### Exercise:
Make an exact copy of all the entries below, with the pictures left out.

Source data

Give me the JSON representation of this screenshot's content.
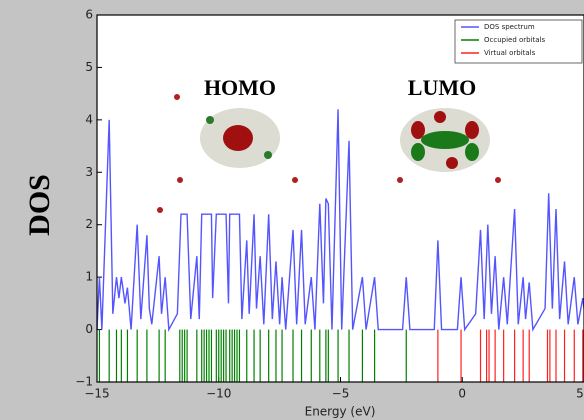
{
  "chart_data": {
    "type": "line",
    "ylabel": "DOS",
    "xlabel": "Energy (eV)",
    "annotations": [
      "HOMO",
      "LUMO"
    ],
    "xlim": [
      -15,
      5
    ],
    "ylim": [
      -1,
      6
    ],
    "xticks": [
      {
        "value": -15,
        "label": "−15"
      },
      {
        "value": -10,
        "label": "−10"
      },
      {
        "value": -5,
        "label": "−5"
      },
      0,
      5
    ],
    "yticks": [
      {
        "value": -1,
        "label": "−1"
      },
      0,
      1,
      2,
      3,
      4,
      5,
      6
    ],
    "legend": "upper right",
    "series": [
      {
        "name": "DOS spectrum",
        "color": "#5555ff",
        "x": [
          -15,
          -14.9,
          -14.8,
          -14.5,
          -14.35,
          -14.2,
          -14.1,
          -14.0,
          -13.85,
          -13.75,
          -13.6,
          -13.35,
          -13.2,
          -12.95,
          -12.85,
          -12.75,
          -12.45,
          -12.35,
          -12.2,
          -12.05,
          -11.7,
          -11.55,
          -11.3,
          -11.15,
          -10.9,
          -10.8,
          -10.7,
          -10.3,
          -10.25,
          -10.1,
          -9.7,
          -9.6,
          -9.55,
          -9.15,
          -9.05,
          -8.85,
          -8.75,
          -8.55,
          -8.45,
          -8.3,
          -8.15,
          -7.95,
          -7.8,
          -7.65,
          -7.5,
          -7.4,
          -7.25,
          -6.95,
          -6.8,
          -6.6,
          -6.45,
          -6.2,
          -6.05,
          -5.85,
          -5.7,
          -5.6,
          -5.5,
          -5.35,
          -5.1,
          -4.95,
          -4.65,
          -4.5,
          -4.1,
          -3.95,
          -3.6,
          -3.45,
          -2.45,
          -2.3,
          -2.15,
          -1.15,
          -1.0,
          -0.85,
          -0.2,
          -0.05,
          0.1,
          0.55,
          0.75,
          0.9,
          1.05,
          1.2,
          1.35,
          1.5,
          1.7,
          1.85,
          2.15,
          2.3,
          2.5,
          2.6,
          2.75,
          2.9,
          3.4,
          3.55,
          3.7,
          3.85,
          4.0,
          4.2,
          4.35,
          4.6,
          4.75,
          4.95,
          5
        ],
        "values": [
          0,
          1.0,
          0,
          4.0,
          0.3,
          1.0,
          0.6,
          1.0,
          0.5,
          0.8,
          0,
          2.0,
          0.2,
          1.8,
          0.4,
          0.1,
          1.4,
          0.3,
          1.0,
          0,
          0.3,
          2.2,
          2.2,
          0.2,
          1.4,
          0.2,
          2.2,
          2.2,
          0.6,
          2.2,
          2.2,
          0.5,
          2.2,
          2.2,
          0.2,
          1.7,
          0.3,
          2.2,
          0.4,
          1.4,
          0.1,
          2.2,
          0.2,
          1.3,
          0.1,
          1.0,
          0,
          1.9,
          0.1,
          1.9,
          0.1,
          1.0,
          0,
          2.4,
          0.5,
          2.5,
          2.4,
          0,
          4.2,
          0,
          3.6,
          0,
          1.0,
          0,
          1.0,
          0,
          0,
          1.0,
          0,
          0,
          1.7,
          0,
          0,
          1.0,
          0,
          0.3,
          1.9,
          0.2,
          2.0,
          0.3,
          1.4,
          0,
          1.0,
          0.1,
          2.3,
          0.1,
          1.0,
          0.2,
          0.9,
          0,
          0.4,
          2.6,
          0.4,
          2.3,
          0.2,
          1.3,
          0.1,
          1.0,
          0.1,
          0.6,
          0.4
        ]
      },
      {
        "name": "Occupied orbitals",
        "color": "#008000",
        "x": [
          -14.9,
          -14.5,
          -14.2,
          -14.0,
          -13.75,
          -13.35,
          -12.95,
          -12.45,
          -12.2,
          -11.6,
          -11.5,
          -11.4,
          -11.3,
          -10.9,
          -10.7,
          -10.6,
          -10.5,
          -10.4,
          -10.3,
          -10.1,
          -10.0,
          -9.9,
          -9.8,
          -9.7,
          -9.55,
          -9.45,
          -9.35,
          -9.25,
          -9.15,
          -8.85,
          -8.55,
          -8.3,
          -7.95,
          -7.65,
          -7.4,
          -6.95,
          -6.6,
          -6.2,
          -5.85,
          -5.6,
          -5.5,
          -5.1,
          -4.65,
          -4.1,
          -3.6,
          -2.3
        ]
      },
      {
        "name": "Virtual orbitals",
        "color": "#ff2020",
        "x": [
          -1.0,
          -0.05,
          0.75,
          1.0,
          1.1,
          1.35,
          1.7,
          2.15,
          2.5,
          2.75,
          3.5,
          3.6,
          3.85,
          4.2,
          4.6,
          4.95
        ]
      }
    ]
  }
}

### Solution to the exercise:
Give me the JSON representation of this screenshot's content.
{
  "chart_data": {
    "type": "line",
    "ylabel": "DOS",
    "xlabel": "Energy (eV)",
    "annotations": [
      "HOMO",
      "LUMO"
    ],
    "xlim": [
      -15,
      5
    ],
    "ylim": [
      -1,
      6
    ],
    "xticks": [
      {
        "value": -15,
        "label": "−15"
      },
      {
        "value": -10,
        "label": "−10"
      },
      {
        "value": -5,
        "label": "−5"
      },
      0,
      5
    ],
    "yticks": [
      {
        "value": -1,
        "label": "−1"
      },
      0,
      1,
      2,
      3,
      4,
      5,
      6
    ],
    "legend": "upper right",
    "series": [
      {
        "name": "DOS spectrum",
        "color": "#5555ff",
        "x": [
          -15,
          -14.9,
          -14.8,
          -14.5,
          -14.35,
          -14.2,
          -14.1,
          -14.0,
          -13.85,
          -13.75,
          -13.6,
          -13.35,
          -13.2,
          -12.95,
          -12.85,
          -12.75,
          -12.45,
          -12.35,
          -12.2,
          -12.05,
          -11.7,
          -11.55,
          -11.3,
          -11.15,
          -10.9,
          -10.8,
          -10.7,
          -10.3,
          -10.25,
          -10.1,
          -9.7,
          -9.6,
          -9.55,
          -9.15,
          -9.05,
          -8.85,
          -8.75,
          -8.55,
          -8.45,
          -8.3,
          -8.15,
          -7.95,
          -7.8,
          -7.65,
          -7.5,
          -7.4,
          -7.25,
          -6.95,
          -6.8,
          -6.6,
          -6.45,
          -6.2,
          -6.05,
          -5.85,
          -5.7,
          -5.6,
          -5.5,
          -5.35,
          -5.1,
          -4.95,
          -4.65,
          -4.5,
          -4.1,
          -3.95,
          -3.6,
          -3.45,
          -2.45,
          -2.3,
          -2.15,
          -1.15,
          -1.0,
          -0.85,
          -0.2,
          -0.05,
          0.1,
          0.55,
          0.75,
          0.9,
          1.05,
          1.2,
          1.35,
          1.5,
          1.7,
          1.85,
          2.15,
          2.3,
          2.5,
          2.6,
          2.75,
          2.9,
          3.4,
          3.55,
          3.7,
          3.85,
          4.0,
          4.2,
          4.35,
          4.6,
          4.75,
          4.95,
          5
        ],
        "values": [
          0,
          1.0,
          0,
          4.0,
          0.3,
          1.0,
          0.6,
          1.0,
          0.5,
          0.8,
          0,
          2.0,
          0.2,
          1.8,
          0.4,
          0.1,
          1.4,
          0.3,
          1.0,
          0,
          0.3,
          2.2,
          2.2,
          0.2,
          1.4,
          0.2,
          2.2,
          2.2,
          0.6,
          2.2,
          2.2,
          0.5,
          2.2,
          2.2,
          0.2,
          1.7,
          0.3,
          2.2,
          0.4,
          1.4,
          0.1,
          2.2,
          0.2,
          1.3,
          0.1,
          1.0,
          0,
          1.9,
          0.1,
          1.9,
          0.1,
          1.0,
          0,
          2.4,
          0.5,
          2.5,
          2.4,
          0,
          4.2,
          0,
          3.6,
          0,
          1.0,
          0,
          1.0,
          0,
          0,
          1.0,
          0,
          0,
          1.7,
          0,
          0,
          1.0,
          0,
          0.3,
          1.9,
          0.2,
          2.0,
          0.3,
          1.4,
          0,
          1.0,
          0.1,
          2.3,
          0.1,
          1.0,
          0.2,
          0.9,
          0,
          0.4,
          2.6,
          0.4,
          2.3,
          0.2,
          1.3,
          0.1,
          1.0,
          0.1,
          0.6,
          0.4
        ]
      },
      {
        "name": "Occupied orbitals",
        "color": "#008000",
        "x": [
          -14.9,
          -14.5,
          -14.2,
          -14.0,
          -13.75,
          -13.35,
          -12.95,
          -12.45,
          -12.2,
          -11.6,
          -11.5,
          -11.4,
          -11.3,
          -10.9,
          -10.7,
          -10.6,
          -10.5,
          -10.4,
          -10.3,
          -10.1,
          -10.0,
          -9.9,
          -9.8,
          -9.7,
          -9.55,
          -9.45,
          -9.35,
          -9.25,
          -9.15,
          -8.85,
          -8.55,
          -8.3,
          -7.95,
          -7.65,
          -7.4,
          -6.95,
          -6.6,
          -6.2,
          -5.85,
          -5.6,
          -5.5,
          -5.1,
          -4.65,
          -4.1,
          -3.6,
          -2.3
        ]
      },
      {
        "name": "Virtual orbitals",
        "color": "#ff2020",
        "x": [
          -1.0,
          -0.05,
          0.75,
          1.0,
          1.1,
          1.35,
          1.7,
          2.15,
          2.5,
          2.75,
          3.5,
          3.6,
          3.85,
          4.2,
          4.6,
          4.95
        ]
      }
    ]
  }
}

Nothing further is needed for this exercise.